Directions for this task – Return the listing below unchanged, minus its pictures.

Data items
********

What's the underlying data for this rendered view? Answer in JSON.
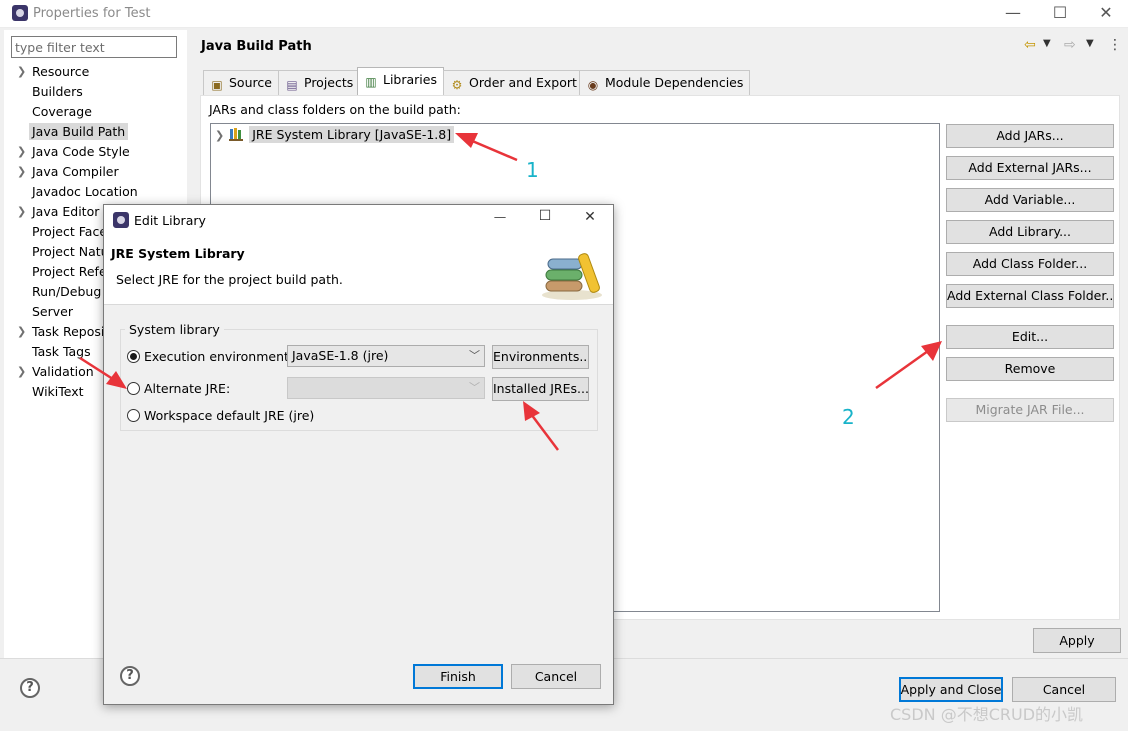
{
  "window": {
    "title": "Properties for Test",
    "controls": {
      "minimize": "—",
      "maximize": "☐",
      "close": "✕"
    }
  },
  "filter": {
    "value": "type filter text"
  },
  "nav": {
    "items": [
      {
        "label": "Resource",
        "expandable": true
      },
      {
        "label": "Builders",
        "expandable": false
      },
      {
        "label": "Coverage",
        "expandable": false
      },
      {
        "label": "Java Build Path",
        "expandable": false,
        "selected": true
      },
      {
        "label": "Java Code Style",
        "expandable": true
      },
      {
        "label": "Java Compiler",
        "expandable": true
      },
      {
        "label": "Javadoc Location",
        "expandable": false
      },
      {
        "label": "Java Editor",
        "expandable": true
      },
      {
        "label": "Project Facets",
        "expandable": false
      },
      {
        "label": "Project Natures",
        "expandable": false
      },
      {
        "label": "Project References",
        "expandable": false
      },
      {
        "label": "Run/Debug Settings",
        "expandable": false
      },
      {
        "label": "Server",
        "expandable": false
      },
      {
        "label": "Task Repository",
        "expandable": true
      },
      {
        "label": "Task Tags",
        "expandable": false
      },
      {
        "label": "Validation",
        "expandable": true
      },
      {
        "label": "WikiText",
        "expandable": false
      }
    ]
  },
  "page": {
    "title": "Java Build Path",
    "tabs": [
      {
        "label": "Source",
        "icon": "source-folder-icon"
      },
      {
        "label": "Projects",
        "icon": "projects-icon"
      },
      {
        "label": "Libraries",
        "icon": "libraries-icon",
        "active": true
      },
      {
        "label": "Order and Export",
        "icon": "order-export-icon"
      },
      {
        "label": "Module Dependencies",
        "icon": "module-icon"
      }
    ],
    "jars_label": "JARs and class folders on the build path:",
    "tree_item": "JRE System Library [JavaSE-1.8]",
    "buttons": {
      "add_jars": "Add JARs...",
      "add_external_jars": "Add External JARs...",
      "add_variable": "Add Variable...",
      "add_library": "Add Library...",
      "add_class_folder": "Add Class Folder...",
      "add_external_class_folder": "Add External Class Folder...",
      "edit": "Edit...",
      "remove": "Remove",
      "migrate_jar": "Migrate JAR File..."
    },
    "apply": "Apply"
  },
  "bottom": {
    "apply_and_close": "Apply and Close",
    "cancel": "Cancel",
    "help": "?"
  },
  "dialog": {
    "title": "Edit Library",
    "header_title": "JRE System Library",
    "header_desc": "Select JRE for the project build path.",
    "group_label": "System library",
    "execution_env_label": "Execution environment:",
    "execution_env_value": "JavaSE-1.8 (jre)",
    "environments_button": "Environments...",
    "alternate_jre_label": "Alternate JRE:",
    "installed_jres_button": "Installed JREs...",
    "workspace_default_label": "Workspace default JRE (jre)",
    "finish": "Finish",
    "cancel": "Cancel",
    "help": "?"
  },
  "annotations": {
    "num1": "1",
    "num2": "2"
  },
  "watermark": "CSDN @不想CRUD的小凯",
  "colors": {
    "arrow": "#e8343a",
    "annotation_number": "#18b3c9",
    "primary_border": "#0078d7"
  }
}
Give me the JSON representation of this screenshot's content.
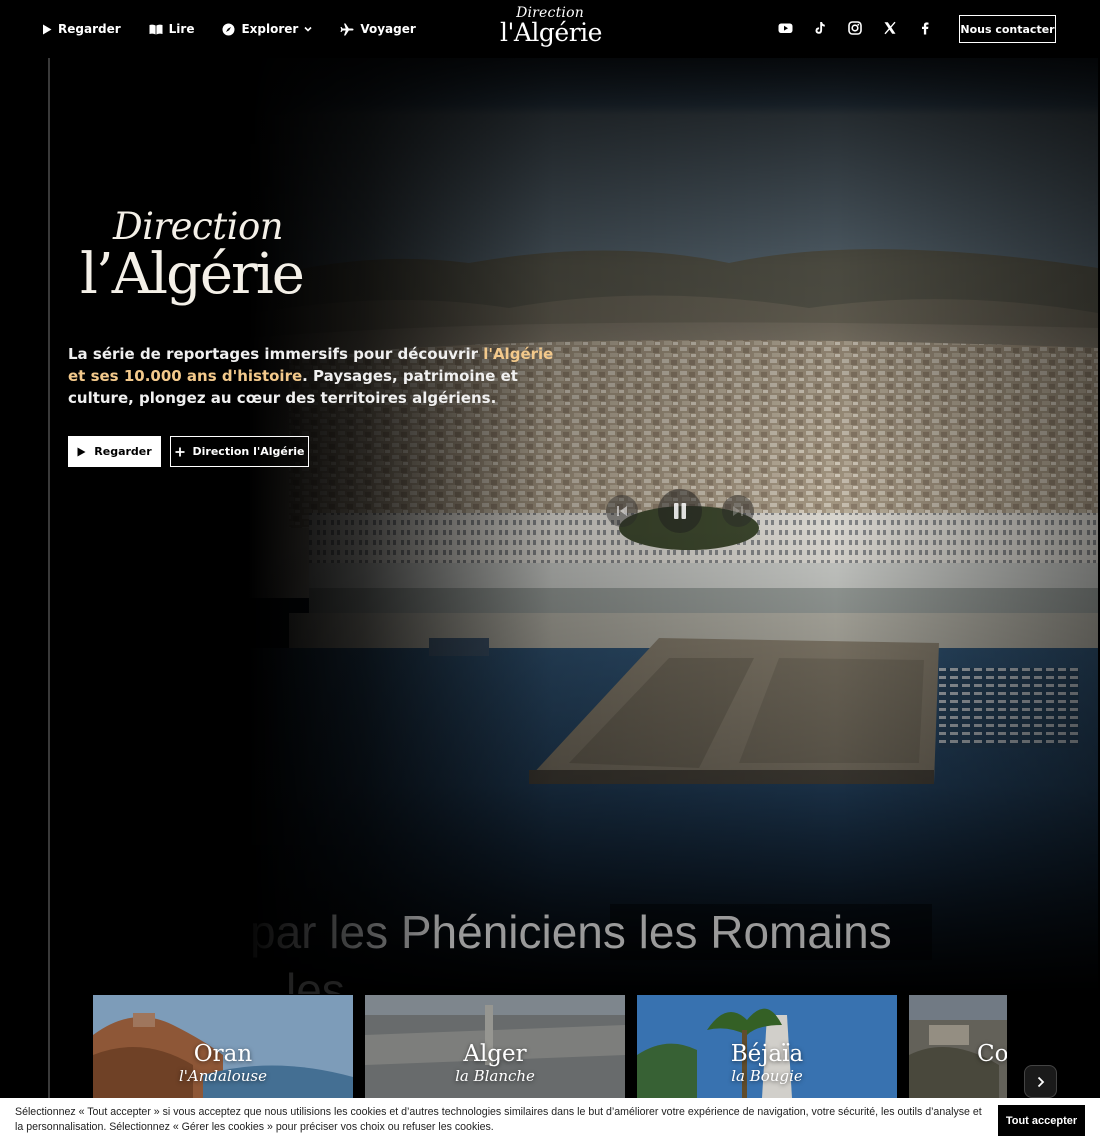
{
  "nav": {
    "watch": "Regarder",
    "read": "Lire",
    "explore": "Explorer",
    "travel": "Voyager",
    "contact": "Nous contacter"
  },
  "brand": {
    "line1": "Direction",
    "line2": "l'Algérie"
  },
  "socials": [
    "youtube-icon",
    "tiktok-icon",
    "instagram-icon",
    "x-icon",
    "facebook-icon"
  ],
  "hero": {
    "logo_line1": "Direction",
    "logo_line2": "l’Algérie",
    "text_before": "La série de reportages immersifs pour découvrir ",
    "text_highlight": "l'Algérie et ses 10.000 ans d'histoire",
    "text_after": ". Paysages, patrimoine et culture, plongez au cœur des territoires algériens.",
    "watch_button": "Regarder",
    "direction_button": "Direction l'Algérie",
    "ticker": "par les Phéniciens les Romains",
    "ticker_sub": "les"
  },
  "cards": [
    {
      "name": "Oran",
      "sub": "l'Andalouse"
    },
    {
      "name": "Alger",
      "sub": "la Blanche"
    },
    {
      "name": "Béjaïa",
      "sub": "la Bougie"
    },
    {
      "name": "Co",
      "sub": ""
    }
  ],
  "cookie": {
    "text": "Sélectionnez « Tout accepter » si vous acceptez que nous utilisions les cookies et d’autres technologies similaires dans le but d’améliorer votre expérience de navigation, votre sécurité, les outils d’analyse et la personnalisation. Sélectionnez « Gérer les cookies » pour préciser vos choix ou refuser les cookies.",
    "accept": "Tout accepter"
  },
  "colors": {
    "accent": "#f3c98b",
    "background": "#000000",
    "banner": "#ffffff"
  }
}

********

Exercise result –
What's the underlying data for this rendered view? Answer in JSON.
{
  "window": {
    "title": "Properties for Test",
    "controls": {
      "minimize": "—",
      "maximize": "☐",
      "close": "✕"
    }
  },
  "filter": {
    "value": "type filter text"
  },
  "nav": {
    "items": [
      {
        "label": "Resource",
        "expandable": true
      },
      {
        "label": "Builders",
        "expandable": false
      },
      {
        "label": "Coverage",
        "expandable": false
      },
      {
        "label": "Java Build Path",
        "expandable": false,
        "selected": true
      },
      {
        "label": "Java Code Style",
        "expandable": true
      },
      {
        "label": "Java Compiler",
        "expandable": true
      },
      {
        "label": "Javadoc Location",
        "expandable": false
      },
      {
        "label": "Java Editor",
        "expandable": true
      },
      {
        "label": "Project Facets",
        "expandable": false
      },
      {
        "label": "Project Natures",
        "expandable": false
      },
      {
        "label": "Project References",
        "expandable": false
      },
      {
        "label": "Run/Debug Settings",
        "expandable": false
      },
      {
        "label": "Server",
        "expandable": false
      },
      {
        "label": "Task Repository",
        "expandable": true
      },
      {
        "label": "Task Tags",
        "expandable": false
      },
      {
        "label": "Validation",
        "expandable": true
      },
      {
        "label": "WikiText",
        "expandable": false
      }
    ]
  },
  "page": {
    "title": "Java Build Path",
    "tabs": [
      {
        "label": "Source",
        "icon": "source-folder-icon"
      },
      {
        "label": "Projects",
        "icon": "projects-icon"
      },
      {
        "label": "Libraries",
        "icon": "libraries-icon",
        "active": true
      },
      {
        "label": "Order and Export",
        "icon": "order-export-icon"
      },
      {
        "label": "Module Dependencies",
        "icon": "module-icon"
      }
    ],
    "jars_label": "JARs and class folders on the build path:",
    "tree_item": "JRE System Library [JavaSE-1.8]",
    "buttons": {
      "add_jars": "Add JARs...",
      "add_external_jars": "Add External JARs...",
      "add_variable": "Add Variable...",
      "add_library": "Add Library...",
      "add_class_folder": "Add Class Folder...",
      "add_external_class_folder": "Add External Class Folder...",
      "edit": "Edit...",
      "remove": "Remove",
      "migrate_jar": "Migrate JAR File..."
    },
    "apply": "Apply"
  },
  "bottom": {
    "apply_and_close": "Apply and Close",
    "cancel": "Cancel",
    "help": "?"
  },
  "dialog": {
    "title": "Edit Library",
    "header_title": "JRE System Library",
    "header_desc": "Select JRE for the project build path.",
    "group_label": "System library",
    "execution_env_label": "Execution environment:",
    "execution_env_value": "JavaSE-1.8 (jre)",
    "environments_button": "Environments...",
    "alternate_jre_label": "Alternate JRE:",
    "installed_jres_button": "Installed JREs...",
    "workspace_default_label": "Workspace default JRE (jre)",
    "finish": "Finish",
    "cancel": "Cancel",
    "help": "?"
  },
  "annotations": {
    "num1": "1",
    "num2": "2"
  },
  "watermark": "CSDN @不想CRUD的小凯",
  "colors": {
    "arrow": "#e8343a",
    "annotation_number": "#18b3c9",
    "primary_border": "#0078d7"
  }
}
Give me the JSON representation of this screenshot's content.
{
  "nav": {
    "watch": "Regarder",
    "read": "Lire",
    "explore": "Explorer",
    "travel": "Voyager",
    "contact": "Nous contacter"
  },
  "brand": {
    "line1": "Direction",
    "line2": "l'Algérie"
  },
  "socials": [
    "youtube-icon",
    "tiktok-icon",
    "instagram-icon",
    "x-icon",
    "facebook-icon"
  ],
  "hero": {
    "logo_line1": "Direction",
    "logo_line2": "l’Algérie",
    "text_before": "La série de reportages immersifs pour découvrir ",
    "text_highlight": "l'Algérie et ses 10.000 ans d'histoire",
    "text_after": ". Paysages, patrimoine et culture, plongez au cœur des territoires algériens.",
    "watch_button": "Regarder",
    "direction_button": "Direction l'Algérie",
    "ticker": "par les Phéniciens les Romains",
    "ticker_sub": "les"
  },
  "cards": [
    {
      "name": "Oran",
      "sub": "l'Andalouse"
    },
    {
      "name": "Alger",
      "sub": "la Blanche"
    },
    {
      "name": "Béjaïa",
      "sub": "la Bougie"
    },
    {
      "name": "Co",
      "sub": ""
    }
  ],
  "cookie": {
    "text": "Sélectionnez « Tout accepter » si vous acceptez que nous utilisions les cookies et d’autres technologies similaires dans le but d’améliorer votre expérience de navigation, votre sécurité, les outils d’analyse et la personnalisation. Sélectionnez « Gérer les cookies » pour préciser vos choix ou refuser les cookies.",
    "accept": "Tout accepter"
  },
  "colors": {
    "accent": "#f3c98b",
    "background": "#000000",
    "banner": "#ffffff"
  }
}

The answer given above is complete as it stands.